__LISTED ENTRIES__

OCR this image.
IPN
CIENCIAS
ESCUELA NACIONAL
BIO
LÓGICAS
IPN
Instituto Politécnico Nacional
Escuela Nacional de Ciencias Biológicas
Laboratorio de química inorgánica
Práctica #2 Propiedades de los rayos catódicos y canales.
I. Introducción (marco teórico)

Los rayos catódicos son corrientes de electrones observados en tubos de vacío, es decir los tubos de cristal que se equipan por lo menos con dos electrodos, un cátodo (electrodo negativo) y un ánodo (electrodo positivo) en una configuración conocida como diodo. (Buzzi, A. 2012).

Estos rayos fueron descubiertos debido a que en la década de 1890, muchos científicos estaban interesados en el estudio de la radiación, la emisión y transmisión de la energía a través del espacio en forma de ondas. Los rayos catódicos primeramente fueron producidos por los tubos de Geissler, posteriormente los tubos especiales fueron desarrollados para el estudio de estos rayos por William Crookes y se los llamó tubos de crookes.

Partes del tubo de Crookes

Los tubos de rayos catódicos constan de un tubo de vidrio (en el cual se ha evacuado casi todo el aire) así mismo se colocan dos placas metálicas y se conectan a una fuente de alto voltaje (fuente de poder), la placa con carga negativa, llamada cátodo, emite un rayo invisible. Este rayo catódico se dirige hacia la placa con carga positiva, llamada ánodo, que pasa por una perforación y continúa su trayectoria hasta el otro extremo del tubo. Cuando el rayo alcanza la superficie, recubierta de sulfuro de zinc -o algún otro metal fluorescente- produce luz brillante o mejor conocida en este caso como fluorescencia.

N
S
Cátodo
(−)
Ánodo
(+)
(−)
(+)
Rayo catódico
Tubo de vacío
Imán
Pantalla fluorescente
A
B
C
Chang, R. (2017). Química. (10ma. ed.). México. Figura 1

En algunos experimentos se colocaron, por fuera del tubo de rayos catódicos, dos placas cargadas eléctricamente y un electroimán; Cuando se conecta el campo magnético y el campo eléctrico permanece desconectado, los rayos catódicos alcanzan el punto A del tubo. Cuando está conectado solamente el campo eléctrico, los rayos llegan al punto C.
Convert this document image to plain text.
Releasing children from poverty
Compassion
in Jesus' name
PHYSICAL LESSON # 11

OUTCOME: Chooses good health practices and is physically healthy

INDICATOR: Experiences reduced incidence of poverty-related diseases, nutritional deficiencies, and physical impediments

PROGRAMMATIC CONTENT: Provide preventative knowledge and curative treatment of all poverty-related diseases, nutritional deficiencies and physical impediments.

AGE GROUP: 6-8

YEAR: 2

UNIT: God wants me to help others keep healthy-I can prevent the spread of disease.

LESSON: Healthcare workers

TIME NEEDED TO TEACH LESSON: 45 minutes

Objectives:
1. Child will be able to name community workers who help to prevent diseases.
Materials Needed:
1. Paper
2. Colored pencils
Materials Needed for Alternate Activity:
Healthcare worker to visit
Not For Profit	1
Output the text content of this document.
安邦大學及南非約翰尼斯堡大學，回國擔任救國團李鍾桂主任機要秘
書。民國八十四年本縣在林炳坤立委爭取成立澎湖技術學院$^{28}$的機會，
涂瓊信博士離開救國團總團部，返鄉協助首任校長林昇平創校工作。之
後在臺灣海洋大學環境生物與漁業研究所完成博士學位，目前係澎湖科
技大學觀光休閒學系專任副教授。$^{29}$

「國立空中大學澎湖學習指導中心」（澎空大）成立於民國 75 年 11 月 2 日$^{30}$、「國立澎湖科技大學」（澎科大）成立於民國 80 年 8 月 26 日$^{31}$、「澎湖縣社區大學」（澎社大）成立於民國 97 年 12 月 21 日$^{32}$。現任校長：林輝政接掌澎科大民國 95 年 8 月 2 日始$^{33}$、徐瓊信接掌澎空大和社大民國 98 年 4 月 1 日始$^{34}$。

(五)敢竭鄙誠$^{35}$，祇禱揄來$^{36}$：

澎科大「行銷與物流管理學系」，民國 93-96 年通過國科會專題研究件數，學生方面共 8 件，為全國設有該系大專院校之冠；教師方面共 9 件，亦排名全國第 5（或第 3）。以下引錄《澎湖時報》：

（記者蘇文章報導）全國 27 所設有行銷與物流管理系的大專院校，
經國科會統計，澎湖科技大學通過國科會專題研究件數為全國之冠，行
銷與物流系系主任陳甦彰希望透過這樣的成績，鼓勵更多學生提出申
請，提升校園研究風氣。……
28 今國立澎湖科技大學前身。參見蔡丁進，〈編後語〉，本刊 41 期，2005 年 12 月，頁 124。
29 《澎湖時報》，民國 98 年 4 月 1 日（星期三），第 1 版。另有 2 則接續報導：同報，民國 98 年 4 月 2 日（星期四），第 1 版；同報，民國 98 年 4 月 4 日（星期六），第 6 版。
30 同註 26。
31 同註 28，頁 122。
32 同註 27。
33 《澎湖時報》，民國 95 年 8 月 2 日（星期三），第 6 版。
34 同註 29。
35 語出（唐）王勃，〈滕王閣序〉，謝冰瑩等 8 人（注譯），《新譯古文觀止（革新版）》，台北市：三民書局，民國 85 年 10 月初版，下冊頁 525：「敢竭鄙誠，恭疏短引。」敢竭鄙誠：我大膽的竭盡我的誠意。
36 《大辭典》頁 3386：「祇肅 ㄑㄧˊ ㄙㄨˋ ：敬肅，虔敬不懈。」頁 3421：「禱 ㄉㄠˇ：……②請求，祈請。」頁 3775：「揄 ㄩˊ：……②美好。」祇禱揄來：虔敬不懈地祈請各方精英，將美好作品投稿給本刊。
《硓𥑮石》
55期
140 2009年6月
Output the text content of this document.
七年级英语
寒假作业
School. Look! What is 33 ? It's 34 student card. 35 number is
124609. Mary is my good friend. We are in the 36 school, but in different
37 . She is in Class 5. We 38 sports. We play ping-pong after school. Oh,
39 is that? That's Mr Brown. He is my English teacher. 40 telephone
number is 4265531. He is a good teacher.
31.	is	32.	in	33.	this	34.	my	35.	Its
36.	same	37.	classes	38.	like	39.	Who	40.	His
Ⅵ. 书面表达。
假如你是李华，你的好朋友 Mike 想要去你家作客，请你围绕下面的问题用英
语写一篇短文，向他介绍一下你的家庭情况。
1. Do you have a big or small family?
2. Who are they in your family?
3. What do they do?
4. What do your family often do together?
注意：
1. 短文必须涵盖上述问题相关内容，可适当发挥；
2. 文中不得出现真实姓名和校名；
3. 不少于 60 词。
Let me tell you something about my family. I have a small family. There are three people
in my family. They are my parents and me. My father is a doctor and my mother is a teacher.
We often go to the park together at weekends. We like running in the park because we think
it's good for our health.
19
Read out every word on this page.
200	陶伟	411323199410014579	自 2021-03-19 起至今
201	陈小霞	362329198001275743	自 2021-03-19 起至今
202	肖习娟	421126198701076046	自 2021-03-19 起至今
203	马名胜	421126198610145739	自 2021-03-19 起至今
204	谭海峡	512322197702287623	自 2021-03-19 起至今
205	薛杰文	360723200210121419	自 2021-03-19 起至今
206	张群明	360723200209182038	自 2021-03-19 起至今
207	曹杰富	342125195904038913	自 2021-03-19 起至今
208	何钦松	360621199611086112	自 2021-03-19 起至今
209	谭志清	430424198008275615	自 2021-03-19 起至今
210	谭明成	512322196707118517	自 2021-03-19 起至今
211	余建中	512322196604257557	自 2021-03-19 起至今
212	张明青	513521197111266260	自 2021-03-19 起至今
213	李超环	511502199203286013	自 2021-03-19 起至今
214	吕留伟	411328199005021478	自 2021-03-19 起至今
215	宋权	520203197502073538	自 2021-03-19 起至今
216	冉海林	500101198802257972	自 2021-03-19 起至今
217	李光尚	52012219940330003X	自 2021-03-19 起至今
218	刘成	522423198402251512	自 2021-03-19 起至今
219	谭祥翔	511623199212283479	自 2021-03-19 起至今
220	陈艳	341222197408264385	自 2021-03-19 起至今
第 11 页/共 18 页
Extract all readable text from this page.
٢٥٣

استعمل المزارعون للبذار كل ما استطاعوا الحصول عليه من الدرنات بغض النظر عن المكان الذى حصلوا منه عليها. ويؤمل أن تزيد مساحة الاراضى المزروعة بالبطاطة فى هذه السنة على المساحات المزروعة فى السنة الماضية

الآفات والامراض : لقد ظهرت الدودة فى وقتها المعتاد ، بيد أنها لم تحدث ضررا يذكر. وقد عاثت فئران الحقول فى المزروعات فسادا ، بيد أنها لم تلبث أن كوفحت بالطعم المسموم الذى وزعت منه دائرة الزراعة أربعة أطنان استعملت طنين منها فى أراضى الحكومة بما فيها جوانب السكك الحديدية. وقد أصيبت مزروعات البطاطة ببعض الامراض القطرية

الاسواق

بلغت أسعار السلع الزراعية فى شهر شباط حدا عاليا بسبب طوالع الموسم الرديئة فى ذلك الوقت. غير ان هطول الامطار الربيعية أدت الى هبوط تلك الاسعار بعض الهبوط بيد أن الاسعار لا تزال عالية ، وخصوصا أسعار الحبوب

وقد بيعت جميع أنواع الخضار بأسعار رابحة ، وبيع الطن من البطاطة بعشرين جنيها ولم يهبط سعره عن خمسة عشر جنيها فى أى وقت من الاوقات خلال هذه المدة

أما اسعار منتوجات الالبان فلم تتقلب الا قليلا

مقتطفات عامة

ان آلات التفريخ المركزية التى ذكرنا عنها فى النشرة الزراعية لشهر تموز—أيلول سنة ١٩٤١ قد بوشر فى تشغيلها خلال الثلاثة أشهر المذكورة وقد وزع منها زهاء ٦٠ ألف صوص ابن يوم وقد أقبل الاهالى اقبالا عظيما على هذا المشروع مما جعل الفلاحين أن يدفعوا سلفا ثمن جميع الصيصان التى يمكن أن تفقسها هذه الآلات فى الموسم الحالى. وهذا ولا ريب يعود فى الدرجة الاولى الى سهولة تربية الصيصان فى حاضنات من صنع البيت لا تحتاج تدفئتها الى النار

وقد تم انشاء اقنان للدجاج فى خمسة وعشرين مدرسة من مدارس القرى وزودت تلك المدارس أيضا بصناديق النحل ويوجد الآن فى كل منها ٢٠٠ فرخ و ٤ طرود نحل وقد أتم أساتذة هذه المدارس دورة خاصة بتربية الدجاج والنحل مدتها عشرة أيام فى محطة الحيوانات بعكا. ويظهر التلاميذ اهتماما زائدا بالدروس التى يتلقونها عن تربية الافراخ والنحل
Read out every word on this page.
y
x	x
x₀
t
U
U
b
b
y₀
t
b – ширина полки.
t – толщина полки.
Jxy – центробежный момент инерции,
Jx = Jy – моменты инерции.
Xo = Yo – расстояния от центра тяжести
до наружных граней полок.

__GIVEN EXERCISE__
Your answer should be a single number: how many lines of the material contain the word "nutritional".

__SOLUTION TO THIS EXERCISE__
2